> [CHALLENGE]: Make an exact copy of the records, dropping all pictures.

[Dataset excerpt]
+ + + + +

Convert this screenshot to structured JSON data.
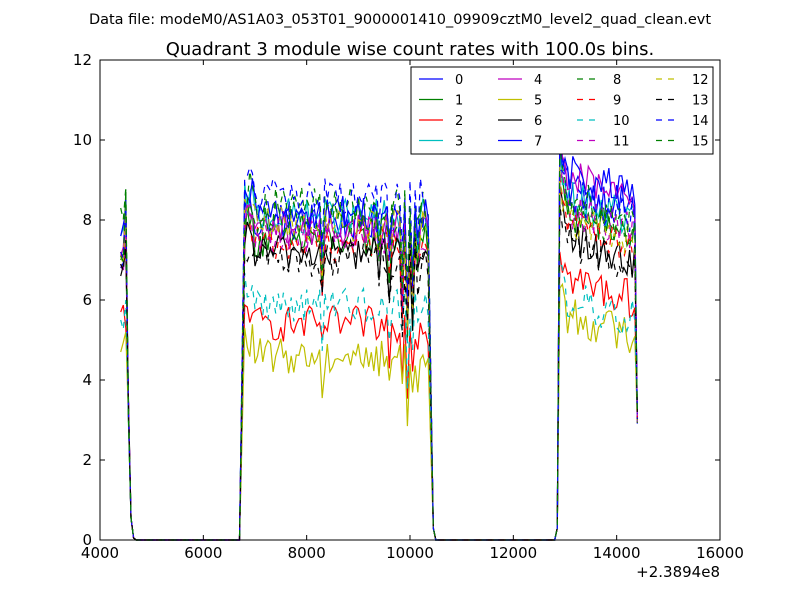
{
  "header": {
    "suptitle": "Data file: modeM0/AS1A03_053T01_9000001410_09909cztM0_level2_quad_clean.evt"
  },
  "chart_data": {
    "type": "line",
    "title": "Quadrant 3 module wise count rates with 100.0s bins.",
    "xlabel": "",
    "ylabel": "",
    "x_offset_label": "+2.3894e8",
    "xlim": [
      4000,
      16000
    ],
    "ylim": [
      0,
      12
    ],
    "xticks": [
      4000,
      6000,
      8000,
      10000,
      12000,
      14000,
      16000
    ],
    "yticks": [
      0,
      2,
      4,
      6,
      8,
      10,
      12
    ],
    "grid": false,
    "legend_position": "top-right",
    "legend_columns": 4,
    "gti_segments": [
      {
        "start": 4400,
        "end": 4650,
        "rise_end": 4600
      },
      {
        "start": 6700,
        "end": 10550,
        "rise_start": 6700,
        "rise_end": 6900,
        "fall_start": 10350,
        "fall_end": 10550
      },
      {
        "start": 12700,
        "end": 14400,
        "rise_start": 12800,
        "rise_end": 12900,
        "fall_start": 14350,
        "fall_end": 14400
      }
    ],
    "series": [
      {
        "name": "0",
        "color": "#0000ff",
        "dash": "solid",
        "level": 7.9,
        "seg1": [
          6.8,
          8.4
        ],
        "seg3": 8.9
      },
      {
        "name": "1",
        "color": "#008000",
        "dash": "solid",
        "level": 7.5,
        "seg1": [
          7.0,
          8.7
        ],
        "seg3": 8.2
      },
      {
        "name": "2",
        "color": "#ff0000",
        "dash": "solid",
        "level": 5.4,
        "seg1": [
          5.7,
          5.3
        ],
        "seg3": 6.6
      },
      {
        "name": "3",
        "color": "#00bfbf",
        "dash": "solid",
        "level": 8.1,
        "seg1": [
          7.6,
          8.1
        ],
        "seg3": 8.6
      },
      {
        "name": "4",
        "color": "#bf00bf",
        "dash": "solid",
        "level": 7.8,
        "seg1": [
          7.1,
          8.3
        ],
        "seg3": 9.1
      },
      {
        "name": "5",
        "color": "#bfbf00",
        "dash": "solid",
        "level": 4.6,
        "seg1": [
          4.7,
          5.2
        ],
        "seg3": 5.7
      },
      {
        "name": "6",
        "color": "#000000",
        "dash": "solid",
        "level": 7.2,
        "seg1": [
          6.6,
          7.2
        ],
        "seg3": 7.6
      },
      {
        "name": "7",
        "color": "#0000ff",
        "dash": "solid",
        "level": 8.2,
        "seg1": [
          7.6,
          8.2
        ],
        "seg3": 9.2
      },
      {
        "name": "8",
        "color": "#008000",
        "dash": "dashed",
        "level": 8.4,
        "seg1": [
          8.3,
          8.8
        ],
        "seg3": 8.3
      },
      {
        "name": "9",
        "color": "#ff0000",
        "dash": "dashed",
        "level": 7.4,
        "seg1": [
          7.2,
          7.6
        ],
        "seg3": 8.0
      },
      {
        "name": "10",
        "color": "#00bfbf",
        "dash": "dashed",
        "level": 5.9,
        "seg1": [
          5.5,
          6.0
        ],
        "seg3": 6.1
      },
      {
        "name": "11",
        "color": "#bf00bf",
        "dash": "dashed",
        "level": 7.6,
        "seg1": [
          6.9,
          7.8
        ],
        "seg3": 8.3
      },
      {
        "name": "12",
        "color": "#bfbf00",
        "dash": "dashed",
        "level": 7.9,
        "seg1": [
          7.1,
          8.3
        ],
        "seg3": 8.1
      },
      {
        "name": "13",
        "color": "#000000",
        "dash": "dashed",
        "level": 7.0,
        "seg1": [
          6.9,
          7.5
        ],
        "seg3": 7.5
      },
      {
        "name": "14",
        "color": "#0000ff",
        "dash": "dashed",
        "level": 8.6,
        "seg1": [
          7.2,
          8.5
        ],
        "seg3": 8.7
      },
      {
        "name": "15",
        "color": "#008000",
        "dash": "dashed",
        "level": 8.0,
        "seg1": [
          7.1,
          8.8
        ],
        "seg3": 8.6
      }
    ]
  }
}
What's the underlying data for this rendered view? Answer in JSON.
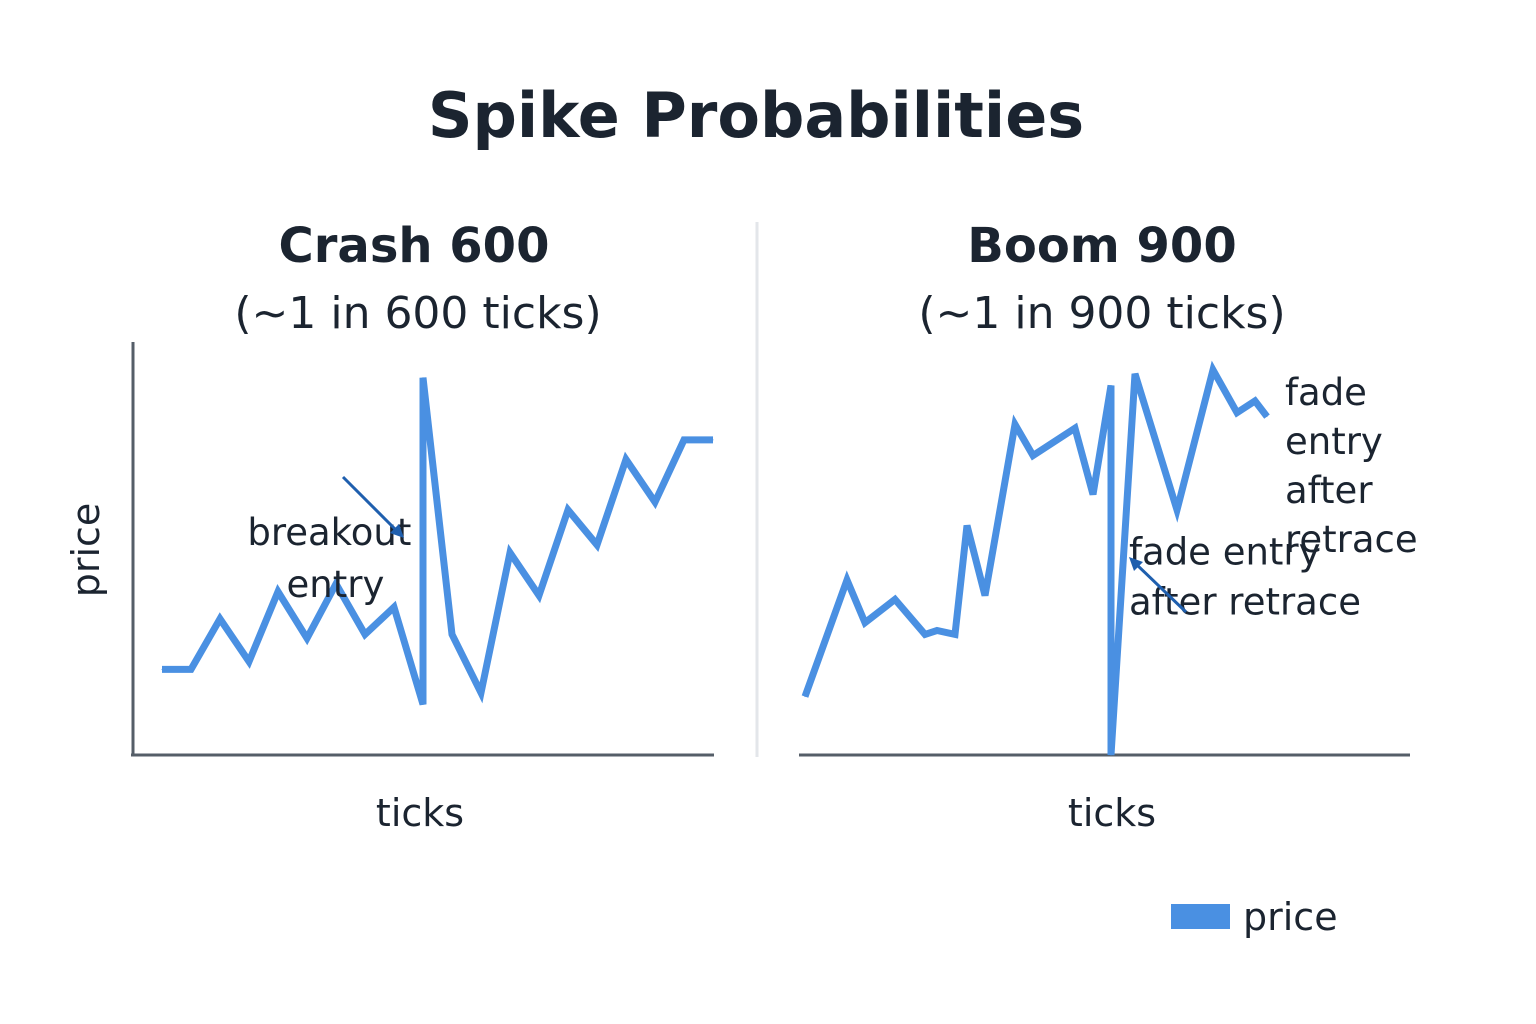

+ + + + +

> [THE ANSWER]:
Convert this screenshot to structured JSON data.
{
  "header": {
    "suptitle": "Data file: modeM0/AS1A03_053T01_9000001410_09909cztM0_level2_quad_clean.evt"
  },
  "chart_data": {
    "type": "line",
    "title": "Quadrant 3 module wise count rates with 100.0s bins.",
    "xlabel": "",
    "ylabel": "",
    "x_offset_label": "+2.3894e8",
    "xlim": [
      4000,
      16000
    ],
    "ylim": [
      0,
      12
    ],
    "xticks": [
      4000,
      6000,
      8000,
      10000,
      12000,
      14000,
      16000
    ],
    "yticks": [
      0,
      2,
      4,
      6,
      8,
      10,
      12
    ],
    "grid": false,
    "legend_position": "top-right",
    "legend_columns": 4,
    "gti_segments": [
      {
        "start": 4400,
        "end": 4650,
        "rise_end": 4600
      },
      {
        "start": 6700,
        "end": 10550,
        "rise_start": 6700,
        "rise_end": 6900,
        "fall_start": 10350,
        "fall_end": 10550
      },
      {
        "start": 12700,
        "end": 14400,
        "rise_start": 12800,
        "rise_end": 12900,
        "fall_start": 14350,
        "fall_end": 14400
      }
    ],
    "series": [
      {
        "name": "0",
        "color": "#0000ff",
        "dash": "solid",
        "level": 7.9,
        "seg1": [
          6.8,
          8.4
        ],
        "seg3": 8.9
      },
      {
        "name": "1",
        "color": "#008000",
        "dash": "solid",
        "level": 7.5,
        "seg1": [
          7.0,
          8.7
        ],
        "seg3": 8.2
      },
      {
        "name": "2",
        "color": "#ff0000",
        "dash": "solid",
        "level": 5.4,
        "seg1": [
          5.7,
          5.3
        ],
        "seg3": 6.6
      },
      {
        "name": "3",
        "color": "#00bfbf",
        "dash": "solid",
        "level": 8.1,
        "seg1": [
          7.6,
          8.1
        ],
        "seg3": 8.6
      },
      {
        "name": "4",
        "color": "#bf00bf",
        "dash": "solid",
        "level": 7.8,
        "seg1": [
          7.1,
          8.3
        ],
        "seg3": 9.1
      },
      {
        "name": "5",
        "color": "#bfbf00",
        "dash": "solid",
        "level": 4.6,
        "seg1": [
          4.7,
          5.2
        ],
        "seg3": 5.7
      },
      {
        "name": "6",
        "color": "#000000",
        "dash": "solid",
        "level": 7.2,
        "seg1": [
          6.6,
          7.2
        ],
        "seg3": 7.6
      },
      {
        "name": "7",
        "color": "#0000ff",
        "dash": "solid",
        "level": 8.2,
        "seg1": [
          7.6,
          8.2
        ],
        "seg3": 9.2
      },
      {
        "name": "8",
        "color": "#008000",
        "dash": "dashed",
        "level": 8.4,
        "seg1": [
          8.3,
          8.8
        ],
        "seg3": 8.3
      },
      {
        "name": "9",
        "color": "#ff0000",
        "dash": "dashed",
        "level": 7.4,
        "seg1": [
          7.2,
          7.6
        ],
        "seg3": 8.0
      },
      {
        "name": "10",
        "color": "#00bfbf",
        "dash": "dashed",
        "level": 5.9,
        "seg1": [
          5.5,
          6.0
        ],
        "seg3": 6.1
      },
      {
        "name": "11",
        "color": "#bf00bf",
        "dash": "dashed",
        "level": 7.6,
        "seg1": [
          6.9,
          7.8
        ],
        "seg3": 8.3
      },
      {
        "name": "12",
        "color": "#bfbf00",
        "dash": "dashed",
        "level": 7.9,
        "seg1": [
          7.1,
          8.3
        ],
        "seg3": 8.1
      },
      {
        "name": "13",
        "color": "#000000",
        "dash": "dashed",
        "level": 7.0,
        "seg1": [
          6.9,
          7.5
        ],
        "seg3": 7.5
      },
      {
        "name": "14",
        "color": "#0000ff",
        "dash": "dashed",
        "level": 8.6,
        "seg1": [
          7.2,
          8.5
        ],
        "seg3": 8.7
      },
      {
        "name": "15",
        "color": "#008000",
        "dash": "dashed",
        "level": 8.0,
        "seg1": [
          7.1,
          8.8
        ],
        "seg3": 8.6
      }
    ]
  }
}
What's the underlying data for this rendered view? Answer in JSON.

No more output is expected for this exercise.